Directions for this task: Reproduce every line in the listing that contains the word "是一部怎样的影片".

Dataset content:
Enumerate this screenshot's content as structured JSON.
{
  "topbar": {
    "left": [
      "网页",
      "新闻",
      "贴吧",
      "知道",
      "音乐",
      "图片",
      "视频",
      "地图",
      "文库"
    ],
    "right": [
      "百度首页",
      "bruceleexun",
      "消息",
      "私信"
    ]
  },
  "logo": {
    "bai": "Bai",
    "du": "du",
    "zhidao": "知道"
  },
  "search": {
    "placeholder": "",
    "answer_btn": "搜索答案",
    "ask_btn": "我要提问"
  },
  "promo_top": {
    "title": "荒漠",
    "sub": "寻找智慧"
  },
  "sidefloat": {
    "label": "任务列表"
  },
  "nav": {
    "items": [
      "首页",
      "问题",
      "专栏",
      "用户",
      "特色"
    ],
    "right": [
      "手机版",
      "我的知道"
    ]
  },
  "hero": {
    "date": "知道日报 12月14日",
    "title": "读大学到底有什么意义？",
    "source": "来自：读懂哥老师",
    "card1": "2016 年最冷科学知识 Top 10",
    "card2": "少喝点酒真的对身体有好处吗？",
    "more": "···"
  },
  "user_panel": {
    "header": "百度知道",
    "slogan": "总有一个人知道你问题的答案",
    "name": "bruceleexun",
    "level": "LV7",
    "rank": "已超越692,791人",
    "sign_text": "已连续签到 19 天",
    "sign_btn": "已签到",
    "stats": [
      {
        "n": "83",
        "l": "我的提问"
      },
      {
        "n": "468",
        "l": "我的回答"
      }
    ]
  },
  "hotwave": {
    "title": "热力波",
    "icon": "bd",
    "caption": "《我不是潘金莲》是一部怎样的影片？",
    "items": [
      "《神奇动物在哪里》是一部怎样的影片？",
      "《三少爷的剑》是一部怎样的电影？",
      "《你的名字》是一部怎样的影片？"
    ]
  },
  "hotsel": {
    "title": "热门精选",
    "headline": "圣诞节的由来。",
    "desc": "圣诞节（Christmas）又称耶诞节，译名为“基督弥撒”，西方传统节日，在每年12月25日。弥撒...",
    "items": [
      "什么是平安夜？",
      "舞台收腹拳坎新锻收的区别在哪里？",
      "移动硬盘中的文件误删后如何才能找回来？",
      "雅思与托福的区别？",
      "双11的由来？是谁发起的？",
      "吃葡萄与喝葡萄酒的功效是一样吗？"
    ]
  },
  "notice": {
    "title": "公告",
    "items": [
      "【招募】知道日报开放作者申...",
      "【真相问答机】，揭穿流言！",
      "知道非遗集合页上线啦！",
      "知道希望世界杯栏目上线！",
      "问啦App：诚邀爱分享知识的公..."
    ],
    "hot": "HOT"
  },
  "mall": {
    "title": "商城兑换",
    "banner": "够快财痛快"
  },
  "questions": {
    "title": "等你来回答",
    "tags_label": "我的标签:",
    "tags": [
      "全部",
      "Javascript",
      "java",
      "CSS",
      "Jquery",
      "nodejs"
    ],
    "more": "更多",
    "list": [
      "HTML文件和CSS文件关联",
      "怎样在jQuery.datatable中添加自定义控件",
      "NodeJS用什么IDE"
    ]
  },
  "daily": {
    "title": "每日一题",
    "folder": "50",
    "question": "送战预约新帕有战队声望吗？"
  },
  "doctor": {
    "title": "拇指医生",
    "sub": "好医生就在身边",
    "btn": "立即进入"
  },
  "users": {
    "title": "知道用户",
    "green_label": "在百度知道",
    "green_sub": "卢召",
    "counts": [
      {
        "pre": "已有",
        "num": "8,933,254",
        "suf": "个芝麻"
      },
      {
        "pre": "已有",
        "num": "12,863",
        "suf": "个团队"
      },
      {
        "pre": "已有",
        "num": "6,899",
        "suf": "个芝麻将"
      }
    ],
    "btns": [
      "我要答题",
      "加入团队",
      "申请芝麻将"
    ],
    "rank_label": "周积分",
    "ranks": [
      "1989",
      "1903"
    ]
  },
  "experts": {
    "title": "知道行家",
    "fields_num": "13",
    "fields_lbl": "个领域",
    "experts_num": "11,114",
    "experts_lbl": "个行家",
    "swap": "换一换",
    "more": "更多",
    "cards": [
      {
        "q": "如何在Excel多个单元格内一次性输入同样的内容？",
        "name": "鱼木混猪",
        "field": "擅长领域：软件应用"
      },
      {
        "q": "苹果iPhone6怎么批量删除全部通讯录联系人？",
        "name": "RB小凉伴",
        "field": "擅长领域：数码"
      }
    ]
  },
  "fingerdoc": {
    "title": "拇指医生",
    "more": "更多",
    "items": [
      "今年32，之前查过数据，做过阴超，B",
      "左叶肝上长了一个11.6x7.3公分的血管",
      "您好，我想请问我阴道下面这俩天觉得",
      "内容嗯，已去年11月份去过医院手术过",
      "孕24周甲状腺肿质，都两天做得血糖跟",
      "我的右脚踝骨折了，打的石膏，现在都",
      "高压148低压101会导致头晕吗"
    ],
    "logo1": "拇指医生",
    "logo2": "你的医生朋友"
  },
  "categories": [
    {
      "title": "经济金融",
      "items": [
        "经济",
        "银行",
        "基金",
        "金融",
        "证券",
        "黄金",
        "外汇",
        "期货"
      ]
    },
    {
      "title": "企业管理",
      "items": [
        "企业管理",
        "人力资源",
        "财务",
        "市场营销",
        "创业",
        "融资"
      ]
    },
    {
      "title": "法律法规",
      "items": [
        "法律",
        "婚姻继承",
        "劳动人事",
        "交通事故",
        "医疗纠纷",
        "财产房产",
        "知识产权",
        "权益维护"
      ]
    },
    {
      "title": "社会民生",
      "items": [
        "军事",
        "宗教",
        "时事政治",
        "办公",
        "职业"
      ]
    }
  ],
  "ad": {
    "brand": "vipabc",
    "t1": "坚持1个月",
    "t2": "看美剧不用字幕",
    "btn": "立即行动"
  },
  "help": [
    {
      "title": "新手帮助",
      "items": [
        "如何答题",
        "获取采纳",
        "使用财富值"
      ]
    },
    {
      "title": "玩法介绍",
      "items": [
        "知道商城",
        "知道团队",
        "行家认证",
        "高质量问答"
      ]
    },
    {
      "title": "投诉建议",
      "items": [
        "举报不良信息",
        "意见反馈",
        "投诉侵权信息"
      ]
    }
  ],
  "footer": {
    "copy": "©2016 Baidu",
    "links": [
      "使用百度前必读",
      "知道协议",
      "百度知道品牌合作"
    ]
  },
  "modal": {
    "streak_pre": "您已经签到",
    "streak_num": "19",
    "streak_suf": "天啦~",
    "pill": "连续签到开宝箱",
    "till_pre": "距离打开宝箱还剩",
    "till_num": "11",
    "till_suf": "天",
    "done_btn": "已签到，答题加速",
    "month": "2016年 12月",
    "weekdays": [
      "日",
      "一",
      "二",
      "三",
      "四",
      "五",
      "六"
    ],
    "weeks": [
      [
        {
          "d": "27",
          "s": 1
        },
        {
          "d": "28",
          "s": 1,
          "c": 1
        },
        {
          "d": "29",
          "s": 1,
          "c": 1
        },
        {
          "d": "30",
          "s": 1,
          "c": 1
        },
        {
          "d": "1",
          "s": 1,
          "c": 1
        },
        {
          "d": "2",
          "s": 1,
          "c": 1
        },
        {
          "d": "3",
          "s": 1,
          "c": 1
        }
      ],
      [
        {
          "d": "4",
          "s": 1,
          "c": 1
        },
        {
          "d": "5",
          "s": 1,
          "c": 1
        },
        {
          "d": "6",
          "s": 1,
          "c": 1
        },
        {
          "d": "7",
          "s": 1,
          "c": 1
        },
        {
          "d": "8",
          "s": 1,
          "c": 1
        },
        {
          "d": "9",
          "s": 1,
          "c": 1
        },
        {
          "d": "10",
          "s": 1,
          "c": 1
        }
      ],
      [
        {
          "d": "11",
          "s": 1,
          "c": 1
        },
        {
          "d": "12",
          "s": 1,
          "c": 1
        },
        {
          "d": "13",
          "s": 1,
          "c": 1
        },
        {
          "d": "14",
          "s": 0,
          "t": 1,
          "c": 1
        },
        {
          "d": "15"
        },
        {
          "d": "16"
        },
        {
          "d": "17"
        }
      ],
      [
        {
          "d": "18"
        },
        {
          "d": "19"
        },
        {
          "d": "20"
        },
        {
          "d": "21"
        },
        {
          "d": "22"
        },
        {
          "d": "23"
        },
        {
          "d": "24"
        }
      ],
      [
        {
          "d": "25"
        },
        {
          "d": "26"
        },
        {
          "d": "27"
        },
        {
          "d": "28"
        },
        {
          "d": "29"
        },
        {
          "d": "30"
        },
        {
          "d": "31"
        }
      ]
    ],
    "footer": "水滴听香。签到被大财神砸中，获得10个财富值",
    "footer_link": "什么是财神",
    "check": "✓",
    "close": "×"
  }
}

Response to the task:
    "caption": "《我不是潘金莲》是一部怎样的影片？",
      "《神奇动物在哪里》是一部怎样的影片？",
      "《你的名字》是一部怎样的影片？"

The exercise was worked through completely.